Task data Block Start
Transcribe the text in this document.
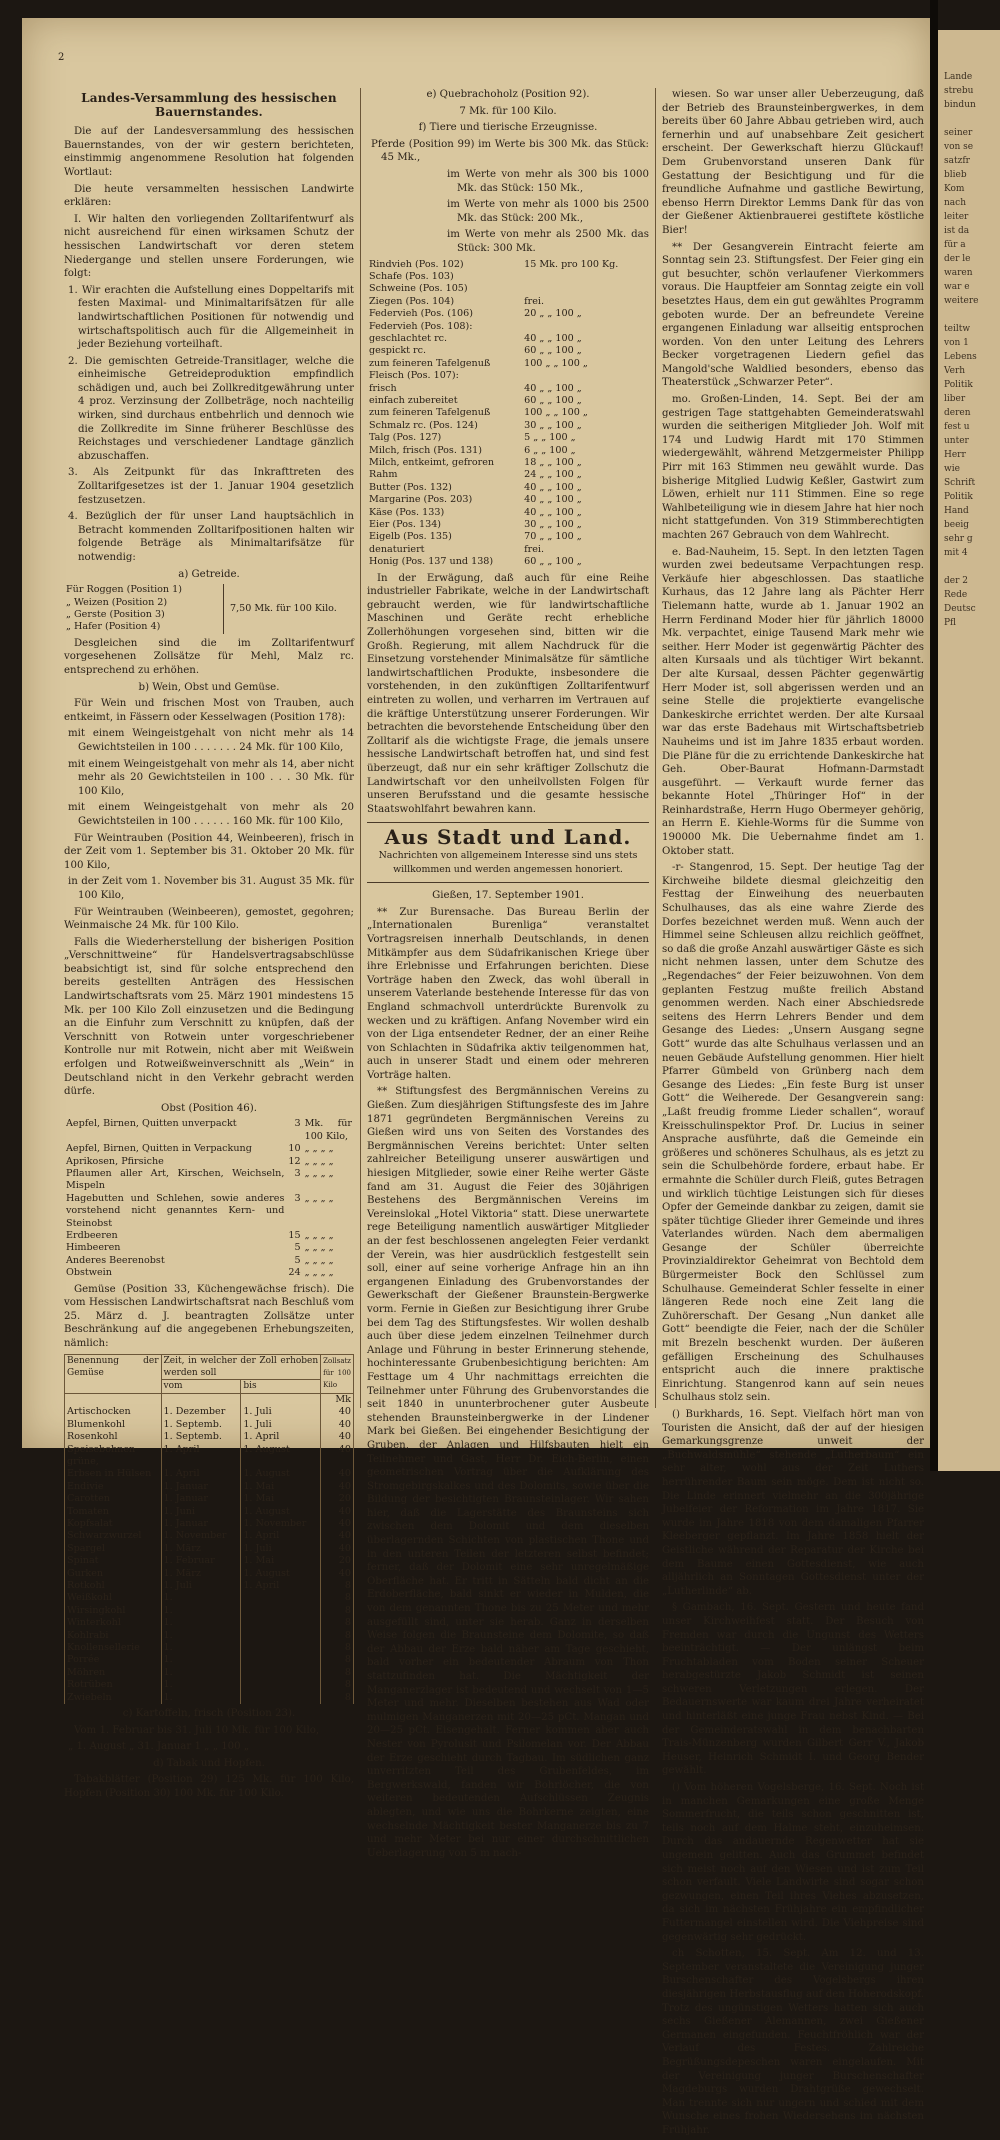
Lande
strebu
bindun

seiner
von se
satzfr
blieb
Kom
nach
leiter
ist da
für a
der le
waren
war e
weitere

teiltw
von 1
Lebens
Verh
Politik
liber
deren
fest u
unter
Herr
wie
Schrift
Politik
Hand
beeig
sehr g
mit 4

der 2
Rede
Deutsc
Pfl
2
Landes-Versammlung des hessischen Bauernstandes.

Die auf der Landesversammlung des hessischen Bauernstandes, von der wir gestern berichteten, einstimmig angenommene Resolution hat folgenden Wortlaut:

Die heute versammelten hessischen Landwirte erklären:

I. Wir halten den vorliegenden Zolltarifentwurf als nicht ausreichend für einen wirksamen Schutz der hessischen Landwirtschaft vor deren stetem Niedergange und stellen unsere Forderungen, wie folgt:

1. Wir erachten die Aufstellung eines Doppeltarifs mit festen Maximal- und Minimaltarifsätzen für alle landwirtschaftlichen Positionen für notwendig und wirtschaftspolitisch auch für die Allgemeinheit in jeder Beziehung vorteilhaft.

2. Die gemischten Getreide-Transitlager, welche die einheimische Getreideproduktion empfindlich schädigen und, auch bei Zollkreditgewährung unter 4 proz. Verzinsung der Zollbeträge, noch nachteilig wirken, sind durchaus entbehrlich und dennoch wie die Zollkredite im Sinne früherer Beschlüsse des Reichstages und verschiedener Landtage gänzlich abzuschaffen.

3. Als Zeitpunkt für das Inkrafttreten des Zolltarifgesetzes ist der 1. Januar 1904 gesetzlich festzusetzen.

4. Bezüglich der für unser Land hauptsächlich in Betracht kommenden Zolltarifpositionen halten wir folgende Beträge als Minimaltarifsätze für notwendig:

a) Getreide.

Für Roggen (Position 1)	7,50 Mk. für 100 Kilo.
„ Weizen (Position 2)
„ Gerste (Position 3)
„ Hafer (Position 4)

Desgleichen sind die im Zolltarifentwurf vorgesehenen Zollsätze für Mehl, Malz rc. entsprechend zu erhöhen.

b) Wein, Obst und Gemüse.

Für Wein und frischen Most von Trauben, auch entkeimt, in Fässern oder Kesselwagen (Position 178):

mit einem Weingeistgehalt von nicht mehr als 14 Gewichtsteilen in 100 . . . . . . . 24 Mk. für 100 Kilo,

mit einem Weingeistgehalt von mehr als 14, aber nicht mehr als 20 Gewichtsteilen in 100 . . . 30 Mk. für 100 Kilo,

mit einem Weingeistgehalt von mehr als 20 Gewichtsteilen in 100 . . . . . . 160 Mk. für 100 Kilo,

Für Weintrauben (Position 44, Weinbeeren), frisch in der Zeit vom 1. September bis 31. Oktober 20 Mk. für 100 Kilo,

in der Zeit vom 1. November bis 31. August 35 Mk. für 100 Kilo,

Für Weintrauben (Weinbeeren), gemostet, gegohren; Weinmaische 24 Mk. für 100 Kilo.

Falls die Wiederherstellung der bisherigen Position „Verschnittweine“ für Handelsvertragsabschlüsse beabsichtigt ist, sind für solche entsprechend den bereits gestellten Anträgen des Hessischen Landwirtschaftsrats vom 25. März 1901 mindestens 15 Mk. per 100 Kilo Zoll einzusetzen und die Bedingung an die Einfuhr zum Verschnitt zu knüpfen, daß der Verschnitt von Rotwein unter vorgeschriebener Kontrolle nur mit Rotwein, nicht aber mit Weißwein erfolgen und Rotweißweinverschnitt als „Wein“ in Deutschland nicht in den Verkehr gebracht werden dürfe.

Obst (Position 46).

Aepfel, Birnen, Quitten unverpackt	3	Mk. für 100 Kilo,
Aepfel, Birnen, Quitten in Verpackung	10	„ „ „ „
Aprikosen, Pfirsiche	12	„ „ „ „
Pflaumen aller Art, Kirschen, Weichseln, Mispeln	3	„ „ „ „
Hagebutten und Schlehen, sowie anderes vorstehend nicht genanntes Kern- und Steinobst	3	„ „ „ „
Erdbeeren	15	„ „ „ „
Himbeeren	5	„ „ „ „
Anderes Beerenobst	5	„ „ „ „
Obstwein	24	„ „ „ „

Gemüse (Position 33, Küchengewächse frisch). Die vom Hessischen Landwirtschaftsrat nach Beschluß vom 25. März d. J. beantragten Zollsätze unter Beschränkung auf die angegebenen Erhebungszeiten, nämlich:

Benennung der Gemüse	Zeit, in welcher der Zoll erhoben werden soll		Zollsatz für 100 Kilo
	vom	bis	
			Mk
Artischocken	1. Dezember	1. Juli	40
Blumenkohl	1. Septemb.	1. Juli	40
Rosenkohl	1. Septemb.	1. April	40
Speisebohnen grüne,	1. April	1. August	40
Erbsen in Hülsen	1. April	1. August	40
Endivie	1. Januar	1. Mai	40
Carotten	1. Januar	1. Mai	20
Tomaten	1. Juni	1. August	40
Kopfsalat	1. Januar	1. November	40
Schwarzwurzel	1. November	1. April	40
Spargel	1. März	1. Juli	40
Spinat	1. Februar	1. Mai	20
Gurken	1. März	1. August	40
Rotkohl	1. Juli	1. April	8
Weißkohl	1.		8
Wirsingkohl	1.		8
Winterkohl	1.		8
Kohlrabi	1.		8
Knollensellerie	1.		8
Porrée	1.		8
Möhren	1.		8
Rotrüben	1.		8
Zwiebeln	1.		8

c) Kartoffeln, frisch (Position 23).

Vom 1. Februar bis 31. Juli 10 Mk. für 100 Kilo,

„ 1. August „ 31. Januar 1 „ „ 100 „

d) Tabak und Hopfen.

Tabakblätter (Position 29) 125 Mk. für 100 Kilo, Hopfen (Position 30) 100 Mk. für 100 Kilo.

e) Quebrachoholz (Position 92).

7 Mk. für 100 Kilo.

f) Tiere und tierische Erzeugnisse.

Pferde (Position 99) im Werte bis 300 Mk. das Stück: 45 Mk.,

im Werte von mehr als 300 bis 1000 Mk. das Stück: 150 Mk.,

im Werte von mehr als 1000 bis 2500 Mk. das Stück: 200 Mk.,

im Werte von mehr als 2500 Mk. das Stück: 300 Mk.

Rindvieh (Pos. 102)	15 Mk. pro 100 Kg.
Schafe (Pos. 103)	
Schweine (Pos. 105)	
Ziegen (Pos. 104)	frei.
Federvieh (Pos. (106)	20 „ „ 100 „
Federvieh (Pos. 108):	
geschlachtet rc.	40 „ „ 100 „
gespickt rc.	60 „ „ 100 „
zum feineren Tafelgenuß	100 „ „ 100 „
Fleisch (Pos. 107):	
frisch	40 „ „ 100 „
einfach zubereitet	60 „ „ 100 „
zum feineren Tafelgenuß	100 „ „ 100 „
Schmalz rc. (Pos. 124)	30 „ „ 100 „
Talg (Pos. 127)	5 „ „ 100 „
Milch, frisch (Pos. 131)	6 „ „ 100 „
Milch, entkeimt, gefroren	18 „ „ 100 „
Rahm	24 „ „ 100 „
Butter (Pos. 132)	40 „ „ 100 „
Margarine (Pos. 203)	40 „ „ 100 „
Käse (Pos. 133)	40 „ „ 100 „
Eier (Pos. 134)	30 „ „ 100 „
Eigelb (Pos. 135)	70 „ „ 100 „
denaturiert	frei.
Honig (Pos. 137 und 138)	60 „ „ 100 „

In der Erwägung, daß auch für eine Reihe industrieller Fabrikate, welche in der Landwirtschaft gebraucht werden, wie für landwirtschaftliche Maschinen und Geräte recht erhebliche Zollerhöhungen vorgesehen sind, bitten wir die Großh. Regierung, mit allem Nachdruck für die Einsetzung vorstehender Minimalsätze für sämtliche landwirtschaftlichen Produkte, insbesondere die vorstehenden, in den zukünftigen Zolltarifentwurf eintreten zu wollen, und verharren im Vertrauen auf die kräftige Unterstützung unserer Forderungen. Wir betrachten die bevorstehende Entscheidung über den Zolltarif als die wichtigste Frage, die jemals unsere hessische Landwirtschaft betroffen hat, und sind fest überzeugt, daß nur ein sehr kräftiger Zollschutz die Landwirtschaft vor den unheilvollsten Folgen für unseren Berufsstand und die gesamte hessische Staatswohlfahrt bewahren kann.

Aus Stadt und Land.

Nachrichten von allgemeinem Interesse sind uns stets willkommen und werden angemessen honoriert.

Gießen, 17. September 1901.

** Zur Burensache. Das Bureau Berlin der „Internationalen Burenliga“ veranstaltet Vortragsreisen innerhalb Deutschlands, in denen Mitkämpfer aus dem Südafrikanischen Kriege über ihre Erlebnisse und Erfahrungen berichten. Diese Vorträge haben den Zweck, das wohl überall in unserem Vaterlande bestehende Interesse für das von England schmachvoll unterdrückte Burenvolk zu wecken und zu kräftigen. Anfang November wird ein von der Liga entsendeter Redner, der an einer Reihe von Schlachten in Südafrika aktiv teilgenommen hat, auch in unserer Stadt und einem oder mehreren Vorträge halten.

** Stiftungsfest des Bergmännischen Vereins zu Gießen. Zum diesjährigen Stiftungsfeste des im Jahre 1871 gegründeten Bergmännischen Vereins zu Gießen wird uns von Seiten des Vorstandes des Bergmännischen Vereins berichtet: Unter selten zahlreicher Beteiligung unserer auswärtigen und hiesigen Mitglieder, sowie einer Reihe werter Gäste fand am 31. August die Feier des 30jährigen Bestehens des Bergmännischen Vereins im Vereinslokal „Hotel Viktoria“ statt. Diese unerwartete rege Beteiligung namentlich auswärtiger Mitglieder an der fest beschlossenen angelegten Feier verdankt der Verein, was hier ausdrücklich festgestellt sein soll, einer auf seine vorherige Anfrage hin an ihn ergangenen Einladung des Grubenvorstandes der Gewerkschaft der Gießener Braunstein-Bergwerke vorm. Fernie in Gießen zur Besichtigung ihrer Grube bei dem Tag des Stiftungsfestes. Wir wollen deshalb auch über diese jedem einzelnen Teilnehmer durch Anlage und Führung in bester Erinnerung stehende, hochinteressante Grubenbesichtigung berichten: Am Festtage um 4 Uhr nachmittags erreichten die Teilnehmer unter Führung des Grubenvorstandes die seit 1840 in ununterbrochener guter Ausbeute stehenden Braunsteinbergwerke in der Lindener Mark bei Gießen. Bei eingehender Besichtigung der Gruben, der Anlagen und Hilfsbauten hielt ein Teilnehmer und Gast, Herr Dr. Eich-Berlin, einen geometrischen Vortrag über die Aufklärung des Stromgebirgskalkes und des Dolomits, sowie über die Bildung der besichtigten Braunsteinlager. Wir sahen hier, daß die Lagerstätte des Braunsteins sich zwischen dem Dolomit und dem dieselben überlagernden Schichten von plastischen Thone und in den unteren Teilen der letzteren selbst befindet; ferner, daß der Dolomit eine sehr unregelmäßige Oberfläche hat. Er tritt in Sätteln bald dicht an die Erdoberfläche, bald sinkt er wieder in Mulden, die von dem genannten Thone bis zu 25 Meter und mehr ausgefüllt sind, unter sie herab. Ganz in derselben Weise folgen die Braunsteine dem Dolomite, so daß der Abbau der Erze bald näher am Tage geschieht, bald vorher ein bedeutender Abraum von Thon stattzufinden hat. Die Mächtigkeit der Manganerzlager ist bedeutend und wechselt von 1—5 Meter und mehr. Dieselben bestehen aus Wad oder mulmigen Manganerzen mit 20—25 pCt. Mangan und 20—25 pCt. Eisengehalt. Ferner kommen aber auch Nester von Pyrolusit und Psilomelan vor. Der Abbau der Erze geschieht durch Tagbau. Im südlichen ganz unverritzten Teil des Grubenfeldes, im Bergwerkswald, fanden wir Bohrlöcher, die von weiteren bedeutenden Aufschlüssen Zeugnis ablegten, und wie uns die Bohrkerne zeigten, eine wechselnde Mächtigkeit bester Manganerze bis zu 7 und mehr Meter bei nur einer durchschnittlichen Ueberlagerung von 5 m nach-

wiesen. So war unser aller Ueberzeugung, daß der Betrieb des Braunsteinbergwerkes, in dem bereits über 60 Jahre Abbau getrieben wird, auch fernerhin und auf unabsehbare Zeit gesichert erscheint. Der Gewerkschaft hierzu Glückauf! Dem Grubenvorstand unseren Dank für Gestattung der Besichtigung und für die freundliche Aufnahme und gastliche Bewirtung, ebenso Herrn Direktor Lemms Dank für das von der Gießener Aktienbrauerei gestiftete köstliche Bier!

** Der Gesangverein Eintracht feierte am Sonntag sein 23. Stiftungsfest. Der Feier ging ein gut besuchter, schön verlaufener Vierkommers voraus. Die Hauptfeier am Sonntag zeigte ein voll besetztes Haus, dem ein gut gewähltes Programm geboten wurde. Der an befreundete Vereine ergangenen Einladung war allseitig entsprochen worden. Von den unter Leitung des Lehrers Becker vorgetragenen Liedern gefiel das Mangold'sche Waldlied besonders, ebenso das Theaterstück „Schwarzer Peter“.

mo. Großen-Linden, 14. Sept. Bei der am gestrigen Tage stattgehabten Gemeinderatswahl wurden die seitherigen Mitglieder Joh. Wolf mit 174 und Ludwig Hardt mit 170 Stimmen wiedergewählt, während Metzgermeister Philipp Pirr mit 163 Stimmen neu gewählt wurde. Das bisherige Mitglied Ludwig Keßler, Gastwirt zum Löwen, erhielt nur 111 Stimmen. Eine so rege Wahlbeteiligung wie in diesem Jahre hat hier noch nicht stattgefunden. Von 319 Stimmberechtigten machten 267 Gebrauch von dem Wahlrecht.

e. Bad-Nauheim, 15. Sept. In den letzten Tagen wurden zwei bedeutsame Verpachtungen resp. Verkäufe hier abgeschlossen. Das staatliche Kurhaus, das 12 Jahre lang als Pächter Herr Tielemann hatte, wurde ab 1. Januar 1902 an Herrn Ferdinand Moder hier für jährlich 18000 Mk. verpachtet, einige Tausend Mark mehr wie seither. Herr Moder ist gegenwärtig Pächter des alten Kursaals und als tüchtiger Wirt bekannt. Der alte Kursaal, dessen Pächter gegenwärtig Herr Moder ist, soll abgerissen werden und an seine Stelle die projektierte evangelische Dankeskirche errichtet werden. Der alte Kursaal war das erste Badehaus mit Wirtschaftsbetrieb Nauheims und ist im Jahre 1835 erbaut worden. Die Pläne für die zu errichtende Dankeskirche hat Geh. Ober-Baurat Hofmann-Darmstadt ausgeführt. — Verkauft wurde ferner das bekannte Hotel „Thüringer Hof“ in der Reinhardstraße, Herrn Hugo Obermeyer gehörig, an Herrn E. Kiehle-Worms für die Summe von 190000 Mk. Die Uebernahme findet am 1. Oktober statt.

-r- Stangenrod, 15. Sept. Der heutige Tag der Kirchweihe bildete diesmal gleichzeitig den Festtag der Einweihung des neuerbauten Schulhauses, das als eine wahre Zierde des Dorfes bezeichnet werden muß. Wenn auch der Himmel seine Schleusen allzu reichlich geöffnet, so daß die große Anzahl auswärtiger Gäste es sich nicht nehmen lassen, unter dem Schutze des „Regendaches“ der Feier beizuwohnen. Von dem geplanten Festzug mußte freilich Abstand genommen werden. Nach einer Abschiedsrede seitens des Herrn Lehrers Bender und dem Gesange des Liedes: „Unsern Ausgang segne Gott“ wurde das alte Schulhaus verlassen und an neuen Gebäude Aufstellung genommen. Hier hielt Pfarrer Gümbeld von Grünberg nach dem Gesange des Liedes: „Ein feste Burg ist unser Gott“ die Weiherede. Der Gesangverein sang: „Laßt freudig fromme Lieder schallen“, worauf Kreisschulinspektor Prof. Dr. Lucius in seiner Ansprache ausführte, daß die Gemeinde ein größeres und schöneres Schulhaus, als es jetzt zu sein die Schulbehörde fordere, erbaut habe. Er ermahnte die Schüler durch Fleiß, gutes Betragen und wirklich tüchtige Leistungen sich für dieses Opfer der Gemeinde dankbar zu zeigen, damit sie später tüchtige Glieder ihrer Gemeinde und ihres Vaterlandes würden. Nach dem abermaligen Gesange der Schüler überreichte Provinzialdirektor Geheimrat von Bechtold dem Bürgermeister Bock den Schlüssel zum Schulhause. Gemeinderat Schler fesselte in einer längeren Rede noch eine Zeit lang die Zuhörerschaft. Der Gesang „Nun danket alle Gott“ beendigte die Feier, nach der die Schüler mit Brezeln beschenkt wurden. Der äußeren gefälligen Erscheinung des Schulhauses entspricht auch die innere praktische Einrichtung. Stangenrod kann auf sein neues Schulhaus stolz sein.

() Burkhards, 16. Sept. Vielfach hört man von Touristen die Ansicht, daß der auf der hiesigen Gemarkungsgrenze unweit der „Buchwaldsmühle“ stehende „Lutherbaum“ ein sehr alter, wohl aus der Zeit Luthers herrührender Baum sein möge. Dem ist nicht so. Die Linde erinnert vielmehr an die 300jährige Jubelfeier der Reformation im Jahre 1817. Sie wurde im Jahre 1818 von dem damaligen Pfarrer Kleeberger gepflanzt. Im Jahre 1858 hielt der Geistliche während der Reparatur der Kirche bei dem Baume einen Gottesdienst, wie auch alljährlich an Sonntagen Gottesdienst unter der „Lutherlinde“ ab.

§ Gambach, 16. Sept. Gestern und heute fand unser Kirchweihfest statt. Der Besuch von Fremden war durch die Ungunst des Wetters beeinträchtigt. — Der unlängst beim Fruchtabladen vom Boden seiner Scheuer herabgestürzte Jakob Schmidt ist seinen schweren Verletzungen erlegen. Der Bedauernswerte war kaum drei Jahre verheiratet und hinterläßt eine junge Frau nebst Kind. — Bei der Gemeinderatswahl in dem benachbarten Trais-Münzenberg wurden Gilbert Gerr V., Jakob Heuser, Heinrich Schmidt I. und Georg Bender gewählt.

() Vom höheren Vogelsberge, 16. Sept. Noch ist in manchen Gemarkungen eine große Menge Sommerfrucht, die teils schon geschnitten ist, teils noch auf dem Halme steht, einzuheimsen. Durch das andauernde Regenwetter hat sie ungemein gelitten. Auch das Grummet befindet sich meist noch auf den Wiesen und ist zum Teil schon verfault. Viele Landwirte sind sogar schon gezwungen, einen Teil ihres Viehes abzusetzen, da sich im nächsten Frühjahre ein empfindlicher Futtermangel einstellen wird. Die Viehpreise sind gegenwärtig sehr gedrückt.

ch Schotten, 15. Sept. Am 12. und 13. September veranstaltete die Vereinigung junger Burschenschafter des Vogelsbergs ihren diesjährigen Herbstausflug auf den Hoherodskopf. Trotz des ungünstigen Wetters hatten sich auch sechs Gießener Alemannen, zwei Gießener Germanen eingefunden. Feuchtfröhlich war der Verlauf des Festes. Zahlreiche Begrüßungsdepeschen waren eingelaufen. Mit der Vereinigung junger Burschenschafter Magdeburgs wurden Drahtgrüße gewechselt. Man trennte sich nur ungern und schied mit dem Wunsche eines frohen Wiedersehens im nächsten Frühjahr.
Task data Block End
*Task details:* Please find the lines in the data that contain the word "Bauernstandes" and copy them.

*Response:*
Landes-Versammlung des hessischen Bauernstandes.
Die auf der Landesversammlung des hessischen Bauernstandes, von der wir gestern berichteten, einstimmig angenommene Resolution hat folgenden Wortlaut:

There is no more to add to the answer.